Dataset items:
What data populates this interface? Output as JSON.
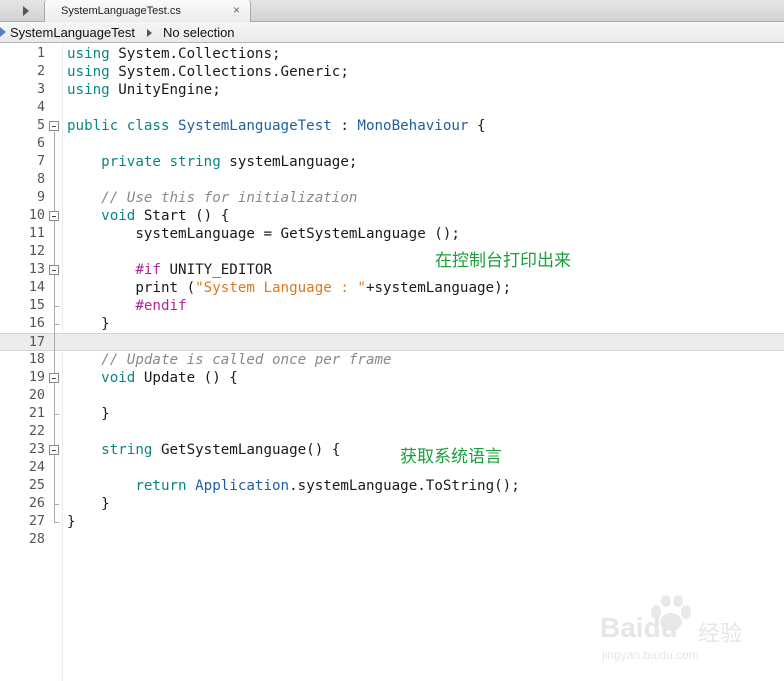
{
  "tab": {
    "title": "SystemLanguageTest.cs",
    "close_glyph": "×"
  },
  "breadcrumb": {
    "class_name": "SystemLanguageTest",
    "member": "No selection"
  },
  "code_lines": [
    {
      "n": "1",
      "t": [
        [
          "kw",
          "using"
        ],
        [
          "plain",
          " System.Collections;"
        ]
      ]
    },
    {
      "n": "2",
      "t": [
        [
          "kw",
          "using"
        ],
        [
          "plain",
          " System.Collections.Generic;"
        ]
      ]
    },
    {
      "n": "3",
      "t": [
        [
          "kw",
          "using"
        ],
        [
          "plain",
          " UnityEngine;"
        ]
      ]
    },
    {
      "n": "4",
      "t": []
    },
    {
      "n": "5",
      "t": [
        [
          "kw",
          "public class"
        ],
        [
          "plain",
          " "
        ],
        [
          "ty",
          "SystemLanguageTest"
        ],
        [
          "plain",
          " : "
        ],
        [
          "ty",
          "MonoBehaviour"
        ],
        [
          "plain",
          " {"
        ]
      ]
    },
    {
      "n": "6",
      "t": []
    },
    {
      "n": "7",
      "t": [
        [
          "plain",
          "    "
        ],
        [
          "kw",
          "private string"
        ],
        [
          "plain",
          " systemLanguage;"
        ]
      ]
    },
    {
      "n": "8",
      "t": []
    },
    {
      "n": "9",
      "t": [
        [
          "plain",
          "    "
        ],
        [
          "cm",
          "// Use this for initialization"
        ]
      ]
    },
    {
      "n": "10",
      "t": [
        [
          "plain",
          "    "
        ],
        [
          "kw",
          "void"
        ],
        [
          "plain",
          " Start () {"
        ]
      ]
    },
    {
      "n": "11",
      "t": [
        [
          "plain",
          "        systemLanguage = GetSystemLanguage ();"
        ]
      ]
    },
    {
      "n": "12",
      "t": []
    },
    {
      "n": "13",
      "t": [
        [
          "plain",
          "        "
        ],
        [
          "pp",
          "#if"
        ],
        [
          "plain",
          " UNITY_EDITOR"
        ]
      ]
    },
    {
      "n": "14",
      "t": [
        [
          "plain",
          "        print ("
        ],
        [
          "st",
          "\"System Language : \""
        ],
        [
          "plain",
          "+systemLanguage);"
        ]
      ]
    },
    {
      "n": "15",
      "t": [
        [
          "plain",
          "        "
        ],
        [
          "pp",
          "#endif"
        ]
      ]
    },
    {
      "n": "16",
      "t": [
        [
          "plain",
          "    }"
        ]
      ]
    },
    {
      "n": "17",
      "t": []
    },
    {
      "n": "18",
      "t": [
        [
          "plain",
          "    "
        ],
        [
          "cm",
          "// Update is called once per frame"
        ]
      ]
    },
    {
      "n": "19",
      "t": [
        [
          "plain",
          "    "
        ],
        [
          "kw",
          "void"
        ],
        [
          "plain",
          " Update () {"
        ]
      ]
    },
    {
      "n": "20",
      "t": []
    },
    {
      "n": "21",
      "t": [
        [
          "plain",
          "    }"
        ]
      ]
    },
    {
      "n": "22",
      "t": []
    },
    {
      "n": "23",
      "t": [
        [
          "plain",
          "    "
        ],
        [
          "kw",
          "string"
        ],
        [
          "plain",
          " GetSystemLanguage() {"
        ]
      ]
    },
    {
      "n": "24",
      "t": []
    },
    {
      "n": "25",
      "t": [
        [
          "plain",
          "        "
        ],
        [
          "kw",
          "return"
        ],
        [
          "plain",
          " "
        ],
        [
          "ty",
          "Application"
        ],
        [
          "plain",
          ".systemLanguage.ToString();"
        ]
      ]
    },
    {
      "n": "26",
      "t": [
        [
          "plain",
          "    }"
        ]
      ]
    },
    {
      "n": "27",
      "t": [
        [
          "plain",
          "}"
        ]
      ]
    },
    {
      "n": "28",
      "t": []
    }
  ],
  "current_line": "17",
  "annotations": {
    "print_to_console": "在控制台打印出来",
    "get_system_language": "获取系统语言"
  },
  "watermark": {
    "brand": "Baidu",
    "suffix": "经验",
    "url": "jingyan.baidu.com"
  },
  "colors": {
    "keyword": "#0b8584",
    "type": "#1f5ea1",
    "comment": "#8a8a8a",
    "string": "#e07a1d",
    "preprocessor": "#b0259b",
    "annotation": "#1aa03a"
  }
}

_Written problem_:
Every line of the data above should be quoted exactly. Omit the pictures.

_Correct output_:
What data populates this interface? Output as JSON.
{
  "tab": {
    "title": "SystemLanguageTest.cs",
    "close_glyph": "×"
  },
  "breadcrumb": {
    "class_name": "SystemLanguageTest",
    "member": "No selection"
  },
  "code_lines": [
    {
      "n": "1",
      "t": [
        [
          "kw",
          "using"
        ],
        [
          "plain",
          " System.Collections;"
        ]
      ]
    },
    {
      "n": "2",
      "t": [
        [
          "kw",
          "using"
        ],
        [
          "plain",
          " System.Collections.Generic;"
        ]
      ]
    },
    {
      "n": "3",
      "t": [
        [
          "kw",
          "using"
        ],
        [
          "plain",
          " UnityEngine;"
        ]
      ]
    },
    {
      "n": "4",
      "t": []
    },
    {
      "n": "5",
      "t": [
        [
          "kw",
          "public class"
        ],
        [
          "plain",
          " "
        ],
        [
          "ty",
          "SystemLanguageTest"
        ],
        [
          "plain",
          " : "
        ],
        [
          "ty",
          "MonoBehaviour"
        ],
        [
          "plain",
          " {"
        ]
      ]
    },
    {
      "n": "6",
      "t": []
    },
    {
      "n": "7",
      "t": [
        [
          "plain",
          "    "
        ],
        [
          "kw",
          "private string"
        ],
        [
          "plain",
          " systemLanguage;"
        ]
      ]
    },
    {
      "n": "8",
      "t": []
    },
    {
      "n": "9",
      "t": [
        [
          "plain",
          "    "
        ],
        [
          "cm",
          "// Use this for initialization"
        ]
      ]
    },
    {
      "n": "10",
      "t": [
        [
          "plain",
          "    "
        ],
        [
          "kw",
          "void"
        ],
        [
          "plain",
          " Start () {"
        ]
      ]
    },
    {
      "n": "11",
      "t": [
        [
          "plain",
          "        systemLanguage = GetSystemLanguage ();"
        ]
      ]
    },
    {
      "n": "12",
      "t": []
    },
    {
      "n": "13",
      "t": [
        [
          "plain",
          "        "
        ],
        [
          "pp",
          "#if"
        ],
        [
          "plain",
          " UNITY_EDITOR"
        ]
      ]
    },
    {
      "n": "14",
      "t": [
        [
          "plain",
          "        print ("
        ],
        [
          "st",
          "\"System Language : \""
        ],
        [
          "plain",
          "+systemLanguage);"
        ]
      ]
    },
    {
      "n": "15",
      "t": [
        [
          "plain",
          "        "
        ],
        [
          "pp",
          "#endif"
        ]
      ]
    },
    {
      "n": "16",
      "t": [
        [
          "plain",
          "    }"
        ]
      ]
    },
    {
      "n": "17",
      "t": []
    },
    {
      "n": "18",
      "t": [
        [
          "plain",
          "    "
        ],
        [
          "cm",
          "// Update is called once per frame"
        ]
      ]
    },
    {
      "n": "19",
      "t": [
        [
          "plain",
          "    "
        ],
        [
          "kw",
          "void"
        ],
        [
          "plain",
          " Update () {"
        ]
      ]
    },
    {
      "n": "20",
      "t": []
    },
    {
      "n": "21",
      "t": [
        [
          "plain",
          "    }"
        ]
      ]
    },
    {
      "n": "22",
      "t": []
    },
    {
      "n": "23",
      "t": [
        [
          "plain",
          "    "
        ],
        [
          "kw",
          "string"
        ],
        [
          "plain",
          " GetSystemLanguage() {"
        ]
      ]
    },
    {
      "n": "24",
      "t": []
    },
    {
      "n": "25",
      "t": [
        [
          "plain",
          "        "
        ],
        [
          "kw",
          "return"
        ],
        [
          "plain",
          " "
        ],
        [
          "ty",
          "Application"
        ],
        [
          "plain",
          ".systemLanguage.ToString();"
        ]
      ]
    },
    {
      "n": "26",
      "t": [
        [
          "plain",
          "    }"
        ]
      ]
    },
    {
      "n": "27",
      "t": [
        [
          "plain",
          "}"
        ]
      ]
    },
    {
      "n": "28",
      "t": []
    }
  ],
  "current_line": "17",
  "annotations": {
    "print_to_console": "在控制台打印出来",
    "get_system_language": "获取系统语言"
  },
  "watermark": {
    "brand": "Baidu",
    "suffix": "经验",
    "url": "jingyan.baidu.com"
  },
  "colors": {
    "keyword": "#0b8584",
    "type": "#1f5ea1",
    "comment": "#8a8a8a",
    "string": "#e07a1d",
    "preprocessor": "#b0259b",
    "annotation": "#1aa03a"
  }
}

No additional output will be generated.